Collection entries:
--------------------------------------------------

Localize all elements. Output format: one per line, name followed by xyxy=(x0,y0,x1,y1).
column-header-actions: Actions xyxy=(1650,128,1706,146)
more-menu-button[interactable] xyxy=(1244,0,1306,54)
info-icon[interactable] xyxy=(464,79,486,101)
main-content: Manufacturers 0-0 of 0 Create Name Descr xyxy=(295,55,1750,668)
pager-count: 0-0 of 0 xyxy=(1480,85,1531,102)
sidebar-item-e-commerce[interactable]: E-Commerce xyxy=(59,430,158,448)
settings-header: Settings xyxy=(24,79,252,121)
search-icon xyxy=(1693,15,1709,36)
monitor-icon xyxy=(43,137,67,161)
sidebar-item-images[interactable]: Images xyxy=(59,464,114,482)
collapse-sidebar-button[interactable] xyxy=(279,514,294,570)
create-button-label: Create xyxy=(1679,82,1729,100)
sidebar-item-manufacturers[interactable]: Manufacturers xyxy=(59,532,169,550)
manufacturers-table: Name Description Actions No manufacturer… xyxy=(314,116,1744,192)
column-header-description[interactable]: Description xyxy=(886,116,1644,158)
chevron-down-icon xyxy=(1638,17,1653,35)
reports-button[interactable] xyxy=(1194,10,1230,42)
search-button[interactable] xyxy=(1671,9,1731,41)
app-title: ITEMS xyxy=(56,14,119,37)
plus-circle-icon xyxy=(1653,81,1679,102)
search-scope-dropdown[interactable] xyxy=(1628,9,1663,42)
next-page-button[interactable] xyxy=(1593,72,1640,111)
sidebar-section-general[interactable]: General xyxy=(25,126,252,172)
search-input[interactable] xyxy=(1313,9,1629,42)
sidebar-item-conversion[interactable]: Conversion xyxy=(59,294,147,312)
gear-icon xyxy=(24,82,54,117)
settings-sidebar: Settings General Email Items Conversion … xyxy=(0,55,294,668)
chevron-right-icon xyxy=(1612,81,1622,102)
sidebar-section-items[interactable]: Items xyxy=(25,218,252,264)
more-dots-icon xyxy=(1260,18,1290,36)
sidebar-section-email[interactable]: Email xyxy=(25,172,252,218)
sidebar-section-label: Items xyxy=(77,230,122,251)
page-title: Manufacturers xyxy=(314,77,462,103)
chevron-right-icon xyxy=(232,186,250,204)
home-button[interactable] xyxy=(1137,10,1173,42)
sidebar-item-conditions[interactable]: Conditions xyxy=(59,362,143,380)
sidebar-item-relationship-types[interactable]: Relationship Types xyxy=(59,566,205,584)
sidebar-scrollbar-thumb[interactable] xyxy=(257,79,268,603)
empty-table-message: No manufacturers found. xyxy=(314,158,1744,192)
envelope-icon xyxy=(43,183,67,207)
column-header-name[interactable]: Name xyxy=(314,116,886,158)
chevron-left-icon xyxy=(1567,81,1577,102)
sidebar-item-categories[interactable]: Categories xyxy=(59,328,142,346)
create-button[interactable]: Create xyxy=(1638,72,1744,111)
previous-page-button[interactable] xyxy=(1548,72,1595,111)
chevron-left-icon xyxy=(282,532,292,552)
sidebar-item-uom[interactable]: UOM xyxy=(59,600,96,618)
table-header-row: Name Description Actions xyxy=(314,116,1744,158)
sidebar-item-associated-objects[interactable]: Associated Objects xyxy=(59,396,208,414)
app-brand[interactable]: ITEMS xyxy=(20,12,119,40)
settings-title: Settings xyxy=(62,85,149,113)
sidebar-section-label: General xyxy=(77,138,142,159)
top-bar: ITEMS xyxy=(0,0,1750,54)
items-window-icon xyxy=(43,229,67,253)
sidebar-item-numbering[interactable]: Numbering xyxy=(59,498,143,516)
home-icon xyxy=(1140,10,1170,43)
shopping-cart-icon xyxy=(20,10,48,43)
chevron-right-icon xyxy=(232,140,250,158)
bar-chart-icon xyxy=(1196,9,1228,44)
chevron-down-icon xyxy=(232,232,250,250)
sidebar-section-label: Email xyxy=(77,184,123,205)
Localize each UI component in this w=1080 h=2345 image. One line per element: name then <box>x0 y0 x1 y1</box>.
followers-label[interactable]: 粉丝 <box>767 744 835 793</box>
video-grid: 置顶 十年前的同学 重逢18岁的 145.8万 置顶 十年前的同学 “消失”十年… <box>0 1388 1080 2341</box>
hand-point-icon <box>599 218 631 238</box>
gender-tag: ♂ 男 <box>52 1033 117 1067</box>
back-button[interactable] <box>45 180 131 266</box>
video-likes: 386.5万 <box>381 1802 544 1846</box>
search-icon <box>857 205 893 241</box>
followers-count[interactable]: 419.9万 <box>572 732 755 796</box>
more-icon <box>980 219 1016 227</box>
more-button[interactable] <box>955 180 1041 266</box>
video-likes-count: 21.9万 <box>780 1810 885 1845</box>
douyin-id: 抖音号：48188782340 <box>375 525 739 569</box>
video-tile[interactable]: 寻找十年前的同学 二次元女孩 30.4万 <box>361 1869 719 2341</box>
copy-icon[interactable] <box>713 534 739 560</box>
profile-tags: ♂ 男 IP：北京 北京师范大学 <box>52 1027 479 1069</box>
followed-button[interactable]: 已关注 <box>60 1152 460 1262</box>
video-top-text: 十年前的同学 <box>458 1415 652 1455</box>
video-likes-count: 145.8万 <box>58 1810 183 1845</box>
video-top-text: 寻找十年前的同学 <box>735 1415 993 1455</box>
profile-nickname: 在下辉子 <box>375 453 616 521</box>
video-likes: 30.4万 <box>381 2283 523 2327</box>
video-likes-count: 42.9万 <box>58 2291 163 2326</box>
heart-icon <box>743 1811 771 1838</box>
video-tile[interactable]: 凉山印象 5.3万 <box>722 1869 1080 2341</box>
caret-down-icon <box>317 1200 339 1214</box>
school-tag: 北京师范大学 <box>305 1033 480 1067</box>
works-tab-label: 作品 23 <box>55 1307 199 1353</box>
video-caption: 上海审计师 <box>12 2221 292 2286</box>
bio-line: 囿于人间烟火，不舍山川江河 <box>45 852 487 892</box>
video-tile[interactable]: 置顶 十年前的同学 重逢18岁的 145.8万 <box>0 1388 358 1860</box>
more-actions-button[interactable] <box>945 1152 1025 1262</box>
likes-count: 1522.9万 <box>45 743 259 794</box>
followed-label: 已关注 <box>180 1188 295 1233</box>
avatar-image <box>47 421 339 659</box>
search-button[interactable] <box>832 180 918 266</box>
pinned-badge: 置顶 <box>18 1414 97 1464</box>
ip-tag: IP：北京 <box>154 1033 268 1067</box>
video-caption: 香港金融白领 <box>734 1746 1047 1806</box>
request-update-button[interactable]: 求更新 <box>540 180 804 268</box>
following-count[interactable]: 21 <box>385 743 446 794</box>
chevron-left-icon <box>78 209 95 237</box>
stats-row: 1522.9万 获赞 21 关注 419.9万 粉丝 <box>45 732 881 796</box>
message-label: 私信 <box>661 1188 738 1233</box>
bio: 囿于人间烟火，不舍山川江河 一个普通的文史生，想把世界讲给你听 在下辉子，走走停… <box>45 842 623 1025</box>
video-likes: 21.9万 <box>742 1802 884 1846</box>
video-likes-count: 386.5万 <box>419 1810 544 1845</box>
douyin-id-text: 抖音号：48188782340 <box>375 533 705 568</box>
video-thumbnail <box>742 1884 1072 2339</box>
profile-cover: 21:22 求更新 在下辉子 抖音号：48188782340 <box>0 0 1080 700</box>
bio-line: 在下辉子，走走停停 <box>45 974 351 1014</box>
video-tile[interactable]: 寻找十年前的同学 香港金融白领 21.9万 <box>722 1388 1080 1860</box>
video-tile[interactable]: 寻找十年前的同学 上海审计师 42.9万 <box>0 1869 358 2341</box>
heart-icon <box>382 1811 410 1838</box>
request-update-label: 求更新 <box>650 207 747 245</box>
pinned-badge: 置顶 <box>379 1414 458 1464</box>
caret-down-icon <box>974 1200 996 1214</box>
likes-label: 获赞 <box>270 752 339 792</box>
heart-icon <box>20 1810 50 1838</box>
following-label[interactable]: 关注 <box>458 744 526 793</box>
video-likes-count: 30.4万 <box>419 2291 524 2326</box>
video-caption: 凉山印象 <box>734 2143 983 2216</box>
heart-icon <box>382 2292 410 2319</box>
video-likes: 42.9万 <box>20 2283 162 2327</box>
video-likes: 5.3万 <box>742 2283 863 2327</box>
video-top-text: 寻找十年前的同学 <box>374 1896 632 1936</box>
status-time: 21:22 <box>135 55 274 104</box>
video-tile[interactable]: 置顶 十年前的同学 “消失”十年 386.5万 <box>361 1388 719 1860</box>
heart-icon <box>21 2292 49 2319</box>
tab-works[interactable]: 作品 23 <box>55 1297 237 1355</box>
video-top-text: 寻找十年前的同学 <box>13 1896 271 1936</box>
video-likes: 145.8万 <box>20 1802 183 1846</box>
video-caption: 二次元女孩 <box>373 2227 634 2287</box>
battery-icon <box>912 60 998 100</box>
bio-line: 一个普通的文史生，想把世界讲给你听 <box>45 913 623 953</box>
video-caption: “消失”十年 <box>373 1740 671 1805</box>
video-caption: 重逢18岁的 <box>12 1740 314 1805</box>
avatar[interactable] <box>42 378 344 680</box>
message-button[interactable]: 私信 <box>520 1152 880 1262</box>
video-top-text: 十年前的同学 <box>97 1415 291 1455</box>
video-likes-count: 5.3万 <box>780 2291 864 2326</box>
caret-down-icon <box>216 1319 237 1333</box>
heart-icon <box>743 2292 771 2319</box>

--------------------------------------------------

= TASK STATEMENT =
Copy, without alteration, the lines from the beginning of the collection entries through the line that contains "search-button[interactable] xyxy=(1671,9,1731,41)", including that line.

= PROBLEM SOLUTION =
Localize all elements. Output format: one per line, name followed by xyxy=(x0,y0,x1,y1).
column-header-actions: Actions xyxy=(1650,128,1706,146)
more-menu-button[interactable] xyxy=(1244,0,1306,54)
info-icon[interactable] xyxy=(464,79,486,101)
main-content: Manufacturers 0-0 of 0 Create Name Descr xyxy=(295,55,1750,668)
pager-count: 0-0 of 0 xyxy=(1480,85,1531,102)
sidebar-item-e-commerce[interactable]: E-Commerce xyxy=(59,430,158,448)
settings-header: Settings xyxy=(24,79,252,121)
search-icon xyxy=(1693,15,1709,36)
monitor-icon xyxy=(43,137,67,161)
sidebar-item-images[interactable]: Images xyxy=(59,464,114,482)
collapse-sidebar-button[interactable] xyxy=(279,514,294,570)
create-button-label: Create xyxy=(1679,82,1729,100)
sidebar-item-manufacturers[interactable]: Manufacturers xyxy=(59,532,169,550)
manufacturers-table: Name Description Actions No manufacturer… xyxy=(314,116,1744,192)
column-header-description[interactable]: Description xyxy=(886,116,1644,158)
chevron-down-icon xyxy=(1638,17,1653,35)
reports-button[interactable] xyxy=(1194,10,1230,42)
search-button[interactable] xyxy=(1671,9,1731,41)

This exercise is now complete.